» **Your task**:
What is needed here is every entry, retyped exactly.

» **Dataset records**:
####
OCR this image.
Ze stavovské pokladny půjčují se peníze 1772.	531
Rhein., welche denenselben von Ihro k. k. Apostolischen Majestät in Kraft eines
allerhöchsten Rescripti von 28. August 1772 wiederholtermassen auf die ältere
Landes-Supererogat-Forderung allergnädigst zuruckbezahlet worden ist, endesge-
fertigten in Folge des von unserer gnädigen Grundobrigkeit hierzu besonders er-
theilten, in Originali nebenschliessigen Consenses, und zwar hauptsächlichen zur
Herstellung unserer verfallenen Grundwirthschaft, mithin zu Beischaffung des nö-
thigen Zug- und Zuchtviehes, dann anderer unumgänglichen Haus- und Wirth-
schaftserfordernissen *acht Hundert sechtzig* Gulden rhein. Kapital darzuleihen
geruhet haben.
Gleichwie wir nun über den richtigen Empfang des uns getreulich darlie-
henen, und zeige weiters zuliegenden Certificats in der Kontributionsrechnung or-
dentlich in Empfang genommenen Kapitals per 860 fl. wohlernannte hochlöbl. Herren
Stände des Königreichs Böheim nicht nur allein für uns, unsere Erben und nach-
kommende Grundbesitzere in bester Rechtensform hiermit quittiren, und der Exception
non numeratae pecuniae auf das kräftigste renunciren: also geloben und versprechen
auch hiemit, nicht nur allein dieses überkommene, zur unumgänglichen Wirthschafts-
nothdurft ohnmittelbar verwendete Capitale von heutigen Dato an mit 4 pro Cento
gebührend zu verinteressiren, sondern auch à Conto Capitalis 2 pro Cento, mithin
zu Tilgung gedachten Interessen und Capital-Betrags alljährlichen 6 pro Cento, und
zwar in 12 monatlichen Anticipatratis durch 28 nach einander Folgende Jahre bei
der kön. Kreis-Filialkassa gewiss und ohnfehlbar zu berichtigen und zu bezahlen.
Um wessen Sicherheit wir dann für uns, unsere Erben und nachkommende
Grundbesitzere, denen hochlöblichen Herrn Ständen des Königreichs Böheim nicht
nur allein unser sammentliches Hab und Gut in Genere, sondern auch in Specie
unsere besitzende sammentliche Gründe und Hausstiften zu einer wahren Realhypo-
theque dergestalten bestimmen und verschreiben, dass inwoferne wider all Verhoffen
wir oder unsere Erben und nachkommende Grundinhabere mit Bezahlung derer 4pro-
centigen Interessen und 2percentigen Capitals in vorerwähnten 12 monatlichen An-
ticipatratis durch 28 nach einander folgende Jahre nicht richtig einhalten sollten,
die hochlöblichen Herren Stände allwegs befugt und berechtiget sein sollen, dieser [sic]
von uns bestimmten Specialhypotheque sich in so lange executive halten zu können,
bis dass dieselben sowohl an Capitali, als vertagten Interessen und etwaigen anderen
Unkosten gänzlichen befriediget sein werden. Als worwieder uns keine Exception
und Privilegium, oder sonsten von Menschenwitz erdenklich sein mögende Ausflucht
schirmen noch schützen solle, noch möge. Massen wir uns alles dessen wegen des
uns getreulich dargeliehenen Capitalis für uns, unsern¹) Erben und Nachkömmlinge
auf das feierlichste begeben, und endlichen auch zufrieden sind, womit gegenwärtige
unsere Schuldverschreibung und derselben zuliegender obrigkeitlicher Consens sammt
####
» **Output of the exercise**:
OCR this image.
Ze stavovské pokladny půjčují se peníze 1772.	531
Rhein., welche denenselben von Ihro k. k. Apostolischen Majestät in Kraft eines
allerhöchsten Rescripti von 28. August 1772 wiederholtermassen auf die ältere
Landes-Supererogat-Forderung allergnädigst zuruckbezahlet worden ist, endesge-
fertigten in Folge des von unserer gnädigen Grundobrigkeit hierzu besonders er-
theilten, in Originali nebenschliessigen Consenses, und zwar hauptsächlichen zur
Herstellung unserer verfallenen Grundwirthschaft, mithin zu Beischaffung des nö-
thigen Zug- und Zuchtviehes, dann anderer unumgänglichen Haus- und Wirth-
schaftserfordernissen *acht Hundert sechtzig* Gulden rhein. Kapital darzuleihen
geruhet haben.
Gleichwie wir nun über den richtigen Empfang des uns getreulich darlie-
henen, und zeige weiters zuliegenden Certificats in der Kontributionsrechnung or-
dentlich in Empfang genommenen Kapitals per 860 fl. wohlernannte hochlöbl. Herren
Stände des Königreichs Böheim nicht nur allein für uns, unsere Erben und nach-
kommende Grundbesitzere in bester Rechtensform hiermit quittiren, und der Exception
non numeratae pecuniae auf das kräftigste renunciren: also geloben und versprechen
auch hiemit, nicht nur allein dieses überkommene, zur unumgänglichen Wirthschafts-
nothdurft ohnmittelbar verwendete Capitale von heutigen Dato an mit 4 pro Cento
gebührend zu verinteressiren, sondern auch à Conto Capitalis 2 pro Cento, mithin
zu Tilgung gedachten Interessen und Capital-Betrags alljährlichen 6 pro Cento, und
zwar in 12 monatlichen Anticipatratis durch 28 nach einander Folgende Jahre bei
der kön. Kreis-Filialkassa gewiss und ohnfehlbar zu berichtigen und zu bezahlen.
Um wessen Sicherheit wir dann für uns, unsere Erben und nachkommende
Grundbesitzere, denen hochlöblichen Herrn Ständen des Königreichs Böheim nicht
nur allein unser sammentliches Hab und Gut in Genere, sondern auch in Specie
unsere besitzende sammentliche Gründe und Hausstiften zu einer wahren Realhypo-
theque dergestalten bestimmen und verschreiben, dass inwoferne wider all Verhoffen
wir oder unsere Erben und nachkommende Grundinhabere mit Bezahlung derer 4pro-
centigen Interessen und 2percentigen Capitals in vorerwähnten 12 monatlichen An-
ticipatratis durch 28 nach einander folgende Jahre nicht richtig einhalten sollten,
die hochlöblichen Herren Stände allwegs befugt und berechtiget sein sollen, dieser [sic]
von uns bestimmten Specialhypotheque sich in so lange executive halten zu können,
bis dass dieselben sowohl an Capitali, als vertagten Interessen und etwaigen anderen
Unkosten gänzlichen befriediget sein werden. Als worwieder uns keine Exception
und Privilegium, oder sonsten von Menschenwitz erdenklich sein mögende Ausflucht
schirmen noch schützen solle, noch möge. Massen wir uns alles dessen wegen des
uns getreulich dargeliehenen Capitalis für uns, unsern¹) Erben und Nachkömmlinge
auf das feierlichste begeben, und endlichen auch zufrieden sind, womit gegenwärtige
unsere Schuldverschreibung und derselben zuliegender obrigkeitlicher Consens sammt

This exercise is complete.